# DIRECTIVE
State the number of lines with the string "alaikum" in them, and nothing else.

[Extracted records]
══════════════════════════════
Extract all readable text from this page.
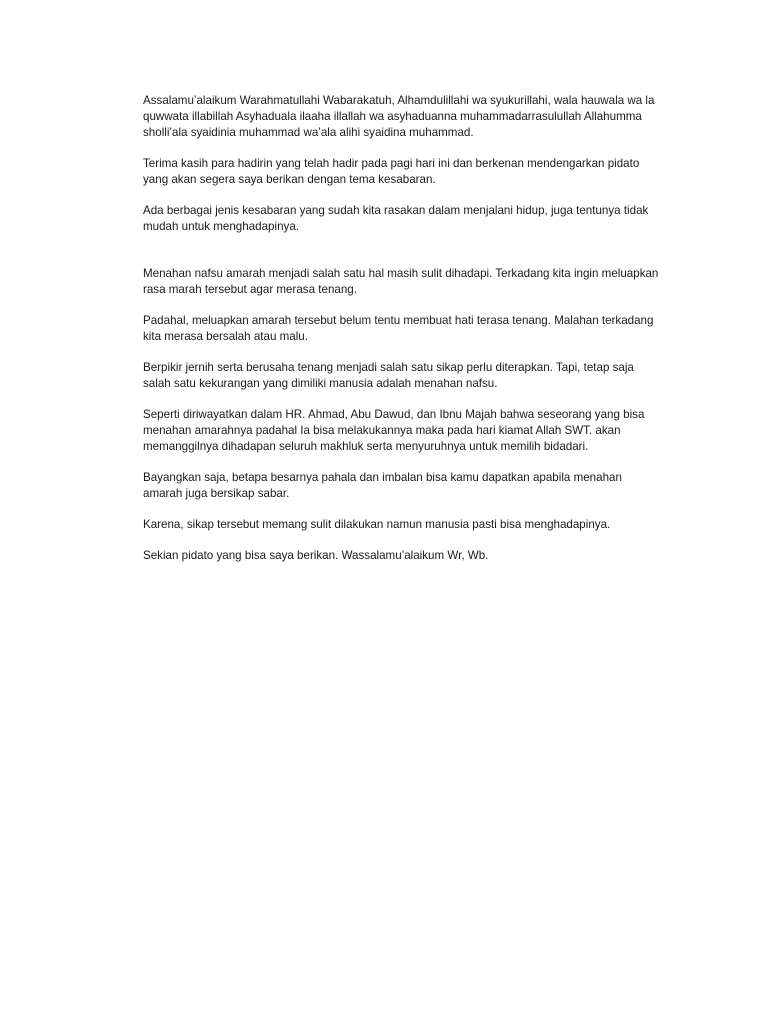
Assalamu’alaikum Warahmatullahi Wabarakatuh, Alhamdulillahi wa syukurillahi, wala hauwala wa la quwwata illabillah Asyhaduala ilaaha illallah wa asyhaduanna muhammadarrasulullah Allahumma sholli’ala syaidinia muhammad wa’ala alihi syaidina muhammad.

Terima kasih para hadirin yang telah hadir pada pagi hari ini dan berkenan mendengarkan pidato yang akan segera saya berikan dengan tema kesabaran.

Ada berbagai jenis kesabaran yang sudah kita rasakan dalam menjalani hidup, juga tentunya tidak mudah untuk menghadapinya.

Menahan nafsu amarah menjadi salah satu hal masih sulit dihadapi. Terkadang kita ingin meluapkan rasa marah tersebut agar merasa tenang.

Padahal, meluapkan amarah tersebut belum tentu membuat hati terasa tenang. Malahan terkadang kita merasa bersalah atau malu.

Berpikir jernih serta berusaha tenang menjadi salah satu sikap perlu diterapkan. Tapi, tetap saja salah satu kekurangan yang dimiliki manusia adalah menahan nafsu.

Seperti diriwayatkan dalam HR. Ahmad, Abu Dawud, dan Ibnu Majah bahwa seseorang yang bisa menahan amarahnya padahal Ia bisa melakukannya maka pada hari kiamat Allah SWT. akan memanggilnya dihadapan seluruh makhluk serta menyuruhnya untuk memilih bidadari.

Bayangkan saja, betapa besarnya pahala dan imbalan bisa kamu dapatkan apabila menahan amarah juga bersikap sabar.

Karena, sikap tersebut memang sulit dilakukan namun manusia pasti bisa menghadapinya.

Sekian pidato yang bisa saya berikan. Wassalamu’alaikum Wr, Wb.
══════════════════════════════
# EXERCISE OUTPUT
2